— begin Records shown —

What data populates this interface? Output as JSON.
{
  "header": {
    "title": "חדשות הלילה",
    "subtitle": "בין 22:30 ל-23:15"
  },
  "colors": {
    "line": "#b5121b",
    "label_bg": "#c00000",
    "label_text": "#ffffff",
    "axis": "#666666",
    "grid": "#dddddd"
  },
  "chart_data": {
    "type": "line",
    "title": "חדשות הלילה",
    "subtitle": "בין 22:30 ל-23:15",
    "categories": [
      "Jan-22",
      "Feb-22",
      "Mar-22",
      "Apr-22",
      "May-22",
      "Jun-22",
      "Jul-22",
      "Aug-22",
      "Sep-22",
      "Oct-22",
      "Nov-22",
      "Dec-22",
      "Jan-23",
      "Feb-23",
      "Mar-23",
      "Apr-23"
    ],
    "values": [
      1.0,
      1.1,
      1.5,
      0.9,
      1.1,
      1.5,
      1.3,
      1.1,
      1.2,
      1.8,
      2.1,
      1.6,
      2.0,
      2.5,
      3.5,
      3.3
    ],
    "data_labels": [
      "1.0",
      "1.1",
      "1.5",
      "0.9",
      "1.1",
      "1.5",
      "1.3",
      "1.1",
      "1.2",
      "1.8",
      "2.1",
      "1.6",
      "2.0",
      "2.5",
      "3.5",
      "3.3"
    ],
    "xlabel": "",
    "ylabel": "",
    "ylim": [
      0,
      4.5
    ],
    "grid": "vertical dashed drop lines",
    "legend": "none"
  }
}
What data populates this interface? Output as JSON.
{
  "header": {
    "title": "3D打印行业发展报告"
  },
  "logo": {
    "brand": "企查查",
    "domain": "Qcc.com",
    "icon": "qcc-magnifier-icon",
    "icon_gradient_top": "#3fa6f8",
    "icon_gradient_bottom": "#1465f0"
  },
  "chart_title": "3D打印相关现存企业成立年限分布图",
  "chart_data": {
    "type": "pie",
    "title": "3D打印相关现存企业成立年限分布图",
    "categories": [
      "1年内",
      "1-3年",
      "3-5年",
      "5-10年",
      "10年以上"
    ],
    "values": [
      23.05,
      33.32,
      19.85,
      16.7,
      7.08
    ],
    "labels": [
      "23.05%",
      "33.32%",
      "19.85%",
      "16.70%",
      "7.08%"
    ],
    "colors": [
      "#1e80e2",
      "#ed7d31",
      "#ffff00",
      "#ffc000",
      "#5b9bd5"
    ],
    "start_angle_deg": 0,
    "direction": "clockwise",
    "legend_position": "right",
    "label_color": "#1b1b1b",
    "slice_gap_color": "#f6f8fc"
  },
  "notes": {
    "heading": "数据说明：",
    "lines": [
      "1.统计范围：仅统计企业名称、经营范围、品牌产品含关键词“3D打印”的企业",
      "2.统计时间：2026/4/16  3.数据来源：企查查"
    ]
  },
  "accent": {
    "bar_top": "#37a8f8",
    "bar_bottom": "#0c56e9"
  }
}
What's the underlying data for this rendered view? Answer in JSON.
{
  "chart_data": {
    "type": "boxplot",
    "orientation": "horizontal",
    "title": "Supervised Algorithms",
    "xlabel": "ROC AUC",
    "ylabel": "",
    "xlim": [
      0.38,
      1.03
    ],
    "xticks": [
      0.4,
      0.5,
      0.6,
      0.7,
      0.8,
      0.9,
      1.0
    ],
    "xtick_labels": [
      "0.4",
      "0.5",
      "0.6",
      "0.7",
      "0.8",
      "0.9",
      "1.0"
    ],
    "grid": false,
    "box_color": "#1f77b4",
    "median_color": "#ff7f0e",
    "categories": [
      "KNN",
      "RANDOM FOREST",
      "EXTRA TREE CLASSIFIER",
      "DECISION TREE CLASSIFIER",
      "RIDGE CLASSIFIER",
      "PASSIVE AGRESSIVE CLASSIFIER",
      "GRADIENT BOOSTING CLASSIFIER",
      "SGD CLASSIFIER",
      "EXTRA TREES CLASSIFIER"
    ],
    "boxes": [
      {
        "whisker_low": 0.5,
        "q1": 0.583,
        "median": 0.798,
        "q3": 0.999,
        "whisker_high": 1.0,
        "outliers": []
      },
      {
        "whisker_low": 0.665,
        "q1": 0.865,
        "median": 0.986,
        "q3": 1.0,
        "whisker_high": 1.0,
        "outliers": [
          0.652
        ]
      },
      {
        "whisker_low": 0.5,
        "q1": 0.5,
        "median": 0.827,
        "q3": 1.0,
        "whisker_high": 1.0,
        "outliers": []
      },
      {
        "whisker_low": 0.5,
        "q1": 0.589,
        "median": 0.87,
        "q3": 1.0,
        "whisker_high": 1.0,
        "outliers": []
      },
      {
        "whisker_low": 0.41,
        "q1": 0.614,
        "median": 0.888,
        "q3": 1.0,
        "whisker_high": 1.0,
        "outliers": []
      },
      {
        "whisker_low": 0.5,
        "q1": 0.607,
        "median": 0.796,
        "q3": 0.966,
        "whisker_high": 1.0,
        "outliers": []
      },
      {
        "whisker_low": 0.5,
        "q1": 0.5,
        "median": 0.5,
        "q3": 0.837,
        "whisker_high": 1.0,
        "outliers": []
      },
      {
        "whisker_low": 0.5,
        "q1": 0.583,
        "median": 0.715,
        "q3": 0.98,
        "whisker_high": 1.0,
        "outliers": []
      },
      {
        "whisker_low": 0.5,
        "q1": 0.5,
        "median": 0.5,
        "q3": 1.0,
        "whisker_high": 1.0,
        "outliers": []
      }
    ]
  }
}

— end Records shown —

[Task instructions]
All of the material above needs to be retyped word for word.

[Written solution]
What data populates this interface? Output as JSON.
{
  "header": {
    "title": "חדשות הלילה",
    "subtitle": "בין 22:30 ל-23:15"
  },
  "colors": {
    "line": "#b5121b",
    "label_bg": "#c00000",
    "label_text": "#ffffff",
    "axis": "#666666",
    "grid": "#dddddd"
  },
  "chart_data": {
    "type": "line",
    "title": "חדשות הלילה",
    "subtitle": "בין 22:30 ל-23:15",
    "categories": [
      "Jan-22",
      "Feb-22",
      "Mar-22",
      "Apr-22",
      "May-22",
      "Jun-22",
      "Jul-22",
      "Aug-22",
      "Sep-22",
      "Oct-22",
      "Nov-22",
      "Dec-22",
      "Jan-23",
      "Feb-23",
      "Mar-23",
      "Apr-23"
    ],
    "values": [
      1.0,
      1.1,
      1.5,
      0.9,
      1.1,
      1.5,
      1.3,
      1.1,
      1.2,
      1.8,
      2.1,
      1.6,
      2.0,
      2.5,
      3.5,
      3.3
    ],
    "data_labels": [
      "1.0",
      "1.1",
      "1.5",
      "0.9",
      "1.1",
      "1.5",
      "1.3",
      "1.1",
      "1.2",
      "1.8",
      "2.1",
      "1.6",
      "2.0",
      "2.5",
      "3.5",
      "3.3"
    ],
    "xlabel": "",
    "ylabel": "",
    "ylim": [
      0,
      4.5
    ],
    "grid": "vertical dashed drop lines",
    "legend": "none"
  }
}
What data populates this interface? Output as JSON.
{
  "header": {
    "title": "3D打印行业发展报告"
  },
  "logo": {
    "brand": "企查查",
    "domain": "Qcc.com",
    "icon": "qcc-magnifier-icon",
    "icon_gradient_top": "#3fa6f8",
    "icon_gradient_bottom": "#1465f0"
  },
  "chart_title": "3D打印相关现存企业成立年限分布图",
  "chart_data": {
    "type": "pie",
    "title": "3D打印相关现存企业成立年限分布图",
    "categories": [
      "1年内",
      "1-3年",
      "3-5年",
      "5-10年",
      "10年以上"
    ],
    "values": [
      23.05,
      33.32,
      19.85,
      16.7,
      7.08
    ],
    "labels": [
      "23.05%",
      "33.32%",
      "19.85%",
      "16.70%",
      "7.08%"
    ],
    "colors": [
      "#1e80e2",
      "#ed7d31",
      "#ffff00",
      "#ffc000",
      "#5b9bd5"
    ],
    "start_angle_deg": 0,
    "direction": "clockwise",
    "legend_position": "right",
    "label_color": "#1b1b1b",
    "slice_gap_color": "#f6f8fc"
  },
  "notes": {
    "heading": "数据说明：",
    "lines": [
      "1.统计范围：仅统计企业名称、经营范围、品牌产品含关键词“3D打印”的企业",
      "2.统计时间：2026/4/16  3.数据来源：企查查"
    ]
  },
  "accent": {
    "bar_top": "#37a8f8",
    "bar_bottom": "#0c56e9"
  }
}
What's the underlying data for this rendered view? Answer in JSON.
{
  "chart_data": {
    "type": "boxplot",
    "orientation": "horizontal",
    "title": "Supervised Algorithms",
    "xlabel": "ROC AUC",
    "ylabel": "",
    "xlim": [
      0.38,
      1.03
    ],
    "xticks": [
      0.4,
      0.5,
      0.6,
      0.7,
      0.8,
      0.9,
      1.0
    ],
    "xtick_labels": [
      "0.4",
      "0.5",
      "0.6",
      "0.7",
      "0.8",
      "0.9",
      "1.0"
    ],
    "grid": false,
    "box_color": "#1f77b4",
    "median_color": "#ff7f0e",
    "categories": [
      "KNN",
      "RANDOM FOREST",
      "EXTRA TREE CLASSIFIER",
      "DECISION TREE CLASSIFIER",
      "RIDGE CLASSIFIER",
      "PASSIVE AGRESSIVE CLASSIFIER",
      "GRADIENT BOOSTING CLASSIFIER",
      "SGD CLASSIFIER",
      "EXTRA TREES CLASSIFIER"
    ],
    "boxes": [
      {
        "whisker_low": 0.5,
        "q1": 0.583,
        "median": 0.798,
        "q3": 0.999,
        "whisker_high": 1.0,
        "outliers": []
      },
      {
        "whisker_low": 0.665,
        "q1": 0.865,
        "median": 0.986,
        "q3": 1.0,
        "whisker_high": 1.0,
        "outliers": [
          0.652
        ]
      },
      {
        "whisker_low": 0.5,
        "q1": 0.5,
        "median": 0.827,
        "q3": 1.0,
        "whisker_high": 1.0,
        "outliers": []
      },
      {
        "whisker_low": 0.5,
        "q1": 0.589,
        "median": 0.87,
        "q3": 1.0,
        "whisker_high": 1.0,
        "outliers": []
      },
      {
        "whisker_low": 0.41,
        "q1": 0.614,
        "median": 0.888,
        "q3": 1.0,
        "whisker_high": 1.0,
        "outliers": []
      },
      {
        "whisker_low": 0.5,
        "q1": 0.607,
        "median": 0.796,
        "q3": 0.966,
        "whisker_high": 1.0,
        "outliers": []
      },
      {
        "whisker_low": 0.5,
        "q1": 0.5,
        "median": 0.5,
        "q3": 0.837,
        "whisker_high": 1.0,
        "outliers": []
      },
      {
        "whisker_low": 0.5,
        "q1": 0.583,
        "median": 0.715,
        "q3": 0.98,
        "whisker_high": 1.0,
        "outliers": []
      },
      {
        "whisker_low": 0.5,
        "q1": 0.5,
        "median": 0.5,
        "q3": 1.0,
        "whisker_high": 1.0,
        "outliers": []
      }
    ]
  }
}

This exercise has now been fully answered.